• Tasks to complete:
A) In the agreement excerpt, rewrite the part that opens with the words containing "Each schedule shall" and closes with "for all purposes.", replacing "instrument" with "document".
B) Answer these questions on the agreement excerpt:
(i) Under the laws of which state is the Agreement to be construed?
(ii) What does a Party need before it may assign the Agreement?
(iii) For what purpose were the captions inserted?

• Extract to read:
** START **

Each schedule shall be self-contained; that is, no material on any one schedule
shall be deemed to be incorporated into any other schedule unless it is done
so
explicitly in each schedule in which it is deemed to appear.
9.6 Counterparts,
Facsimile Signatures.
This
Agreement may be executed in one or more counterparts and by facsimile, each
of
which shall be deemed an original, but all together shall constitute one
and the
same instrument for all purposes.
9.7 Severability.
If any
provision hereof is held invalid or unenforceable by any Governmental Authority,
such holding or action will be strictly construed and will not affect the
validity or effect of any other provision hereof. To the extent permitted
by
law, the Parties waive, to the maximum extent permissible, any provision
of law
that renders any provision hereof prohibited or unenforceable in any
respect.
9.8 Assignability.
This
Agreement is binding upon and inures to the benefit of the successors and
assigns of the Parties, but is not assignable by any Party without the prior
written consent of the other Party, which consent will not be unreasonably
withheld. Any such assignment is conditioned on the assignee’s agreement in
writing to assume the assigning Party’s duties and obligations under this
Agreement and the Related Agreements. Any assignment effected in accordance
with
this Section 9.8 “Assignability” will not relieve the assigning Party of its
obligations and liabilities under this Agreement and the Related Agreements
(unless agreed to by the non-assigning Party), including all obligations
under
this Agreement or the Related Agreements arising on or after the assignment
to
such assignee.
9.9 Captions.
The
captions of the various Articles, Sections, Exhibits and Schedules of this
Agreement have been inserted only for convenience of reference and do not
modify, explain, enlarge or restrict any of the provisions of this
Agreement.
9.10 Governing
Law.
The
validity, interpretation and effect of this Agreement are governed by and
will
be construed in accordance with the laws of the State of New York applicable
to
contracts made and performed in such State and without regard to conflicts
of
law doctrines except Section 5-1401 of the New York General Obligations Law
and
except to the extent that certain matters are preempted by Federal law or
are
governed by the law of the jurisdiction of organization of the respective
Parties.
9.11 Choice
of Forum.

** END **

• Data:
** START **

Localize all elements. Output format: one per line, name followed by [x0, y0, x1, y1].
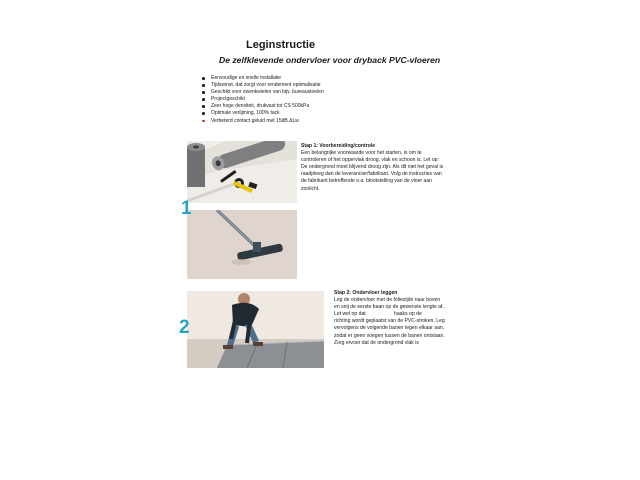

** END **

• Answers for this exercise:
A)
Each schedule shall be self-contained; that is, no material on any one schedule
shall be deemed to be incorporated into any other schedule unless it is done
so
explicitly in each schedule in which it is deemed to appear.
9.6 Counterparts,
Facsimile Signatures.
This
Agreement may be executed in one or more counterparts and by facsimile, each
of
which shall be deemed an original, but all together shall constitute one
and the
same document for all purposes.

B)
(i) The State of New York.
(ii) The prior written consent of the other Party, which will not be unreasonably withheld.
(iii) Only for convenience of reference.